→ **AIM**: Transcribe the records below exactly as they appear.

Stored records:
......
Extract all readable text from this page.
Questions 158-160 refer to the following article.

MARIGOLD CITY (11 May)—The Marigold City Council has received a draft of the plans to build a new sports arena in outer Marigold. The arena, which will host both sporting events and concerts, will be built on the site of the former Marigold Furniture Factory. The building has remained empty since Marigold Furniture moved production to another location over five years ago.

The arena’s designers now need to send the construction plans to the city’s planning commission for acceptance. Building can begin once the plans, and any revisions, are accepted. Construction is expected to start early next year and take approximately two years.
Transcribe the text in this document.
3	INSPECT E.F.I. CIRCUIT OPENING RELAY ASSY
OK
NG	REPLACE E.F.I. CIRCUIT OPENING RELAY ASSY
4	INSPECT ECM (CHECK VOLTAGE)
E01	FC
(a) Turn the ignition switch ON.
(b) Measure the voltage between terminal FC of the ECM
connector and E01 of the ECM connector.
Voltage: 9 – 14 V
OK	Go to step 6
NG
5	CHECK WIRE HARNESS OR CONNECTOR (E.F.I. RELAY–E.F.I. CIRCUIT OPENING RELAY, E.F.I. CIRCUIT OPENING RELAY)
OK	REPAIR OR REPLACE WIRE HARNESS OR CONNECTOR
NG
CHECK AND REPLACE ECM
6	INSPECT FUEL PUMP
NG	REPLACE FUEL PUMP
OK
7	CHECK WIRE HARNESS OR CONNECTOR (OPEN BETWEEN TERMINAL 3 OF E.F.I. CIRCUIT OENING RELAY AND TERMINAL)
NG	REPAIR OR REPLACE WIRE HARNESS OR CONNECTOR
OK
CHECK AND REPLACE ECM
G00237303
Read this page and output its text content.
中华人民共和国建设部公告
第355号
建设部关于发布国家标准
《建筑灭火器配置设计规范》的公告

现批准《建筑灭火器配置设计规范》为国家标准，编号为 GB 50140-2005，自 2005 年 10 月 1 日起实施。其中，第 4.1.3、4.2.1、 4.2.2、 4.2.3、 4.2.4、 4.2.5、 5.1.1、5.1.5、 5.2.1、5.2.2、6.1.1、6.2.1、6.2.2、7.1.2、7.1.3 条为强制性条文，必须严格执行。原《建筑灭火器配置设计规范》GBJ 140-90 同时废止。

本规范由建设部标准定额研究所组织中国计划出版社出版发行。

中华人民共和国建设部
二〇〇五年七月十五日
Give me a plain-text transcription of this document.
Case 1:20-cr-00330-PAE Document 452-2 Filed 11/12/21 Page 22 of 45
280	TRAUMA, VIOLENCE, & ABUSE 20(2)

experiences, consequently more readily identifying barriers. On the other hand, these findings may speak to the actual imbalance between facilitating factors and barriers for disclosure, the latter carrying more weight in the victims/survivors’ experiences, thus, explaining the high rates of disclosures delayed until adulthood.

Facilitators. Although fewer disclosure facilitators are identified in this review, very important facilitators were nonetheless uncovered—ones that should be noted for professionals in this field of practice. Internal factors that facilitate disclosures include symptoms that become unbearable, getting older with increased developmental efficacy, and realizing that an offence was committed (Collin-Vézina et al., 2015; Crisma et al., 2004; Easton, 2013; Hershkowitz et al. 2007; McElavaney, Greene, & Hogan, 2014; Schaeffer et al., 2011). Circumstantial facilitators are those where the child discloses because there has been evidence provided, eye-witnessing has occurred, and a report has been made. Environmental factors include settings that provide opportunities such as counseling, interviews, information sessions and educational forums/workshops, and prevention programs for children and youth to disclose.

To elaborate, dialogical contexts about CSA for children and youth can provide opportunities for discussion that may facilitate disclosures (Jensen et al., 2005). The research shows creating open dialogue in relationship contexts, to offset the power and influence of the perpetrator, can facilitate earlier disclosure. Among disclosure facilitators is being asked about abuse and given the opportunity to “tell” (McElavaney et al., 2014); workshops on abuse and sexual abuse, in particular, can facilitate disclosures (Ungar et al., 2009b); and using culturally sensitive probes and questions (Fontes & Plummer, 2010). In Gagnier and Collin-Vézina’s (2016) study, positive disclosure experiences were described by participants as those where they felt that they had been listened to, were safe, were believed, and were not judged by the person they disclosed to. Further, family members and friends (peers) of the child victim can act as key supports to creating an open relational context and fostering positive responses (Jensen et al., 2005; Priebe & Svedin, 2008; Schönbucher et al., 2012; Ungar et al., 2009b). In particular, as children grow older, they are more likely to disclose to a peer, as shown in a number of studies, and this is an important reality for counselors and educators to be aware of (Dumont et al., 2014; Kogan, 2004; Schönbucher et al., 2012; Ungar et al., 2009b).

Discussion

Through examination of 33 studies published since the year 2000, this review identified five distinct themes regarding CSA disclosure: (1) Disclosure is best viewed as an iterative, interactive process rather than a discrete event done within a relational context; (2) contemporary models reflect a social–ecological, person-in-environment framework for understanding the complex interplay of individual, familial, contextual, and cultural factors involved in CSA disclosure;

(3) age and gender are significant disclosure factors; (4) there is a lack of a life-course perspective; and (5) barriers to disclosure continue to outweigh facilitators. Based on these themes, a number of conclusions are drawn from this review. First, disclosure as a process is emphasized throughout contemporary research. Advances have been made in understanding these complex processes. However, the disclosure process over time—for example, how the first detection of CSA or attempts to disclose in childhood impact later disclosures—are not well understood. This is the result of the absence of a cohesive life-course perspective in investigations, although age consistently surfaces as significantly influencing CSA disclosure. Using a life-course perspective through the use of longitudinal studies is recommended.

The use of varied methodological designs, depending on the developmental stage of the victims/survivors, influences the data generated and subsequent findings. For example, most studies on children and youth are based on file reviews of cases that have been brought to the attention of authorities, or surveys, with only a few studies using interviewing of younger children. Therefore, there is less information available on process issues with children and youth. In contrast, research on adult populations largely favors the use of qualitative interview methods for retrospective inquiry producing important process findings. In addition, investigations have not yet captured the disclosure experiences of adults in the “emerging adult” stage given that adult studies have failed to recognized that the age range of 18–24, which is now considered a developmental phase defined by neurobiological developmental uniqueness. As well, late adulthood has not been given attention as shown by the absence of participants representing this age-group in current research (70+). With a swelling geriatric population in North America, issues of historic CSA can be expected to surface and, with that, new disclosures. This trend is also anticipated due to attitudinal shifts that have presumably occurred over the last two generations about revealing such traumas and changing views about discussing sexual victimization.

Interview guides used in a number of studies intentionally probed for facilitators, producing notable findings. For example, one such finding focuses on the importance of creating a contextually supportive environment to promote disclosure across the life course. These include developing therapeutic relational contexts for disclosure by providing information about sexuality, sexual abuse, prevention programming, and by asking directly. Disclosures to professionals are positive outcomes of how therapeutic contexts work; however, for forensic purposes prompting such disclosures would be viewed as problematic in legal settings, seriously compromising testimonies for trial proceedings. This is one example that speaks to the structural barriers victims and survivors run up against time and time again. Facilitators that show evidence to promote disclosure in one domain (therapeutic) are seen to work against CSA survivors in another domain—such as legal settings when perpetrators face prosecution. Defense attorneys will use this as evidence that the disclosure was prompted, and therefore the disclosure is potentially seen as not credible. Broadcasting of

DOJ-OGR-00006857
......
→ **EXERCISE ANSWER**:
Extract all readable text from this page.
Questions 158-160 refer to the following article.

MARIGOLD CITY (11 May)—The Marigold City Council has received a draft of the plans to build a new sports arena in outer Marigold. The arena, which will host both sporting events and concerts, will be built on the site of the former Marigold Furniture Factory. The building has remained empty since Marigold Furniture moved production to another location over five years ago.

The arena’s designers now need to send the construction plans to the city’s planning commission for acceptance. Building can begin once the plans, and any revisions, are accepted. Construction is expected to start early next year and take approximately two years.
Transcribe the text in this document.
3	INSPECT E.F.I. CIRCUIT OPENING RELAY ASSY
OK
NG	REPLACE E.F.I. CIRCUIT OPENING RELAY ASSY
4	INSPECT ECM (CHECK VOLTAGE)
E01	FC
(a) Turn the ignition switch ON.
(b) Measure the voltage between terminal FC of the ECM
connector and E01 of the ECM connector.
Voltage: 9 – 14 V
OK	Go to step 6
NG
5	CHECK WIRE HARNESS OR CONNECTOR (E.F.I. RELAY–E.F.I. CIRCUIT OPENING RELAY, E.F.I. CIRCUIT OPENING RELAY)
OK	REPAIR OR REPLACE WIRE HARNESS OR CONNECTOR
NG
CHECK AND REPLACE ECM
6	INSPECT FUEL PUMP
NG	REPLACE FUEL PUMP
OK
7	CHECK WIRE HARNESS OR CONNECTOR (OPEN BETWEEN TERMINAL 3 OF E.F.I. CIRCUIT OENING RELAY AND TERMINAL)
NG	REPAIR OR REPLACE WIRE HARNESS OR CONNECTOR
OK
CHECK AND REPLACE ECM
G00237303
Read this page and output its text content.
中华人民共和国建设部公告
第355号
建设部关于发布国家标准
《建筑灭火器配置设计规范》的公告

现批准《建筑灭火器配置设计规范》为国家标准，编号为 GB 50140-2005，自 2005 年 10 月 1 日起实施。其中，第 4.1.3、4.2.1、 4.2.2、 4.2.3、 4.2.4、 4.2.5、 5.1.1、5.1.5、 5.2.1、5.2.2、6.1.1、6.2.1、6.2.2、7.1.2、7.1.3 条为强制性条文，必须严格执行。原《建筑灭火器配置设计规范》GBJ 140-90 同时废止。

本规范由建设部标准定额研究所组织中国计划出版社出版发行。

中华人民共和国建设部
二〇〇五年七月十五日
Give me a plain-text transcription of this document.
Case 1:20-cr-00330-PAE Document 452-2 Filed 11/12/21 Page 22 of 45
280	TRAUMA, VIOLENCE, & ABUSE 20(2)

experiences, consequently more readily identifying barriers. On the other hand, these findings may speak to the actual imbalance between facilitating factors and barriers for disclosure, the latter carrying more weight in the victims/survivors’ experiences, thus, explaining the high rates of disclosures delayed until adulthood.

Facilitators. Although fewer disclosure facilitators are identified in this review, very important facilitators were nonetheless uncovered—ones that should be noted for professionals in this field of practice. Internal factors that facilitate disclosures include symptoms that become unbearable, getting older with increased developmental efficacy, and realizing that an offence was committed (Collin-Vézina et al., 2015; Crisma et al., 2004; Easton, 2013; Hershkowitz et al. 2007; McElavaney, Greene, & Hogan, 2014; Schaeffer et al., 2011). Circumstantial facilitators are those where the child discloses because there has been evidence provided, eye-witnessing has occurred, and a report has been made. Environmental factors include settings that provide opportunities such as counseling, interviews, information sessions and educational forums/workshops, and prevention programs for children and youth to disclose.

To elaborate, dialogical contexts about CSA for children and youth can provide opportunities for discussion that may facilitate disclosures (Jensen et al., 2005). The research shows creating open dialogue in relationship contexts, to offset the power and influence of the perpetrator, can facilitate earlier disclosure. Among disclosure facilitators is being asked about abuse and given the opportunity to “tell” (McElavaney et al., 2014); workshops on abuse and sexual abuse, in particular, can facilitate disclosures (Ungar et al., 2009b); and using culturally sensitive probes and questions (Fontes & Plummer, 2010). In Gagnier and Collin-Vézina’s (2016) study, positive disclosure experiences were described by participants as those where they felt that they had been listened to, were safe, were believed, and were not judged by the person they disclosed to. Further, family members and friends (peers) of the child victim can act as key supports to creating an open relational context and fostering positive responses (Jensen et al., 2005; Priebe & Svedin, 2008; Schönbucher et al., 2012; Ungar et al., 2009b). In particular, as children grow older, they are more likely to disclose to a peer, as shown in a number of studies, and this is an important reality for counselors and educators to be aware of (Dumont et al., 2014; Kogan, 2004; Schönbucher et al., 2012; Ungar et al., 2009b).

Discussion

Through examination of 33 studies published since the year 2000, this review identified five distinct themes regarding CSA disclosure: (1) Disclosure is best viewed as an iterative, interactive process rather than a discrete event done within a relational context; (2) contemporary models reflect a social–ecological, person-in-environment framework for understanding the complex interplay of individual, familial, contextual, and cultural factors involved in CSA disclosure;

(3) age and gender are significant disclosure factors; (4) there is a lack of a life-course perspective; and (5) barriers to disclosure continue to outweigh facilitators. Based on these themes, a number of conclusions are drawn from this review. First, disclosure as a process is emphasized throughout contemporary research. Advances have been made in understanding these complex processes. However, the disclosure process over time—for example, how the first detection of CSA or attempts to disclose in childhood impact later disclosures—are not well understood. This is the result of the absence of a cohesive life-course perspective in investigations, although age consistently surfaces as significantly influencing CSA disclosure. Using a life-course perspective through the use of longitudinal studies is recommended.

The use of varied methodological designs, depending on the developmental stage of the victims/survivors, influences the data generated and subsequent findings. For example, most studies on children and youth are based on file reviews of cases that have been brought to the attention of authorities, or surveys, with only a few studies using interviewing of younger children. Therefore, there is less information available on process issues with children and youth. In contrast, research on adult populations largely favors the use of qualitative interview methods for retrospective inquiry producing important process findings. In addition, investigations have not yet captured the disclosure experiences of adults in the “emerging adult” stage given that adult studies have failed to recognized that the age range of 18–24, which is now considered a developmental phase defined by neurobiological developmental uniqueness. As well, late adulthood has not been given attention as shown by the absence of participants representing this age-group in current research (70+). With a swelling geriatric population in North America, issues of historic CSA can be expected to surface and, with that, new disclosures. This trend is also anticipated due to attitudinal shifts that have presumably occurred over the last two generations about revealing such traumas and changing views about discussing sexual victimization.

Interview guides used in a number of studies intentionally probed for facilitators, producing notable findings. For example, one such finding focuses on the importance of creating a contextually supportive environment to promote disclosure across the life course. These include developing therapeutic relational contexts for disclosure by providing information about sexuality, sexual abuse, prevention programming, and by asking directly. Disclosures to professionals are positive outcomes of how therapeutic contexts work; however, for forensic purposes prompting such disclosures would be viewed as problematic in legal settings, seriously compromising testimonies for trial proceedings. This is one example that speaks to the structural barriers victims and survivors run up against time and time again. Facilitators that show evidence to promote disclosure in one domain (therapeutic) are seen to work against CSA survivors in another domain—such as legal settings when perpetrators face prosecution. Defense attorneys will use this as evidence that the disclosure was prompted, and therefore the disclosure is potentially seen as not credible. Broadcasting of

DOJ-OGR-00006857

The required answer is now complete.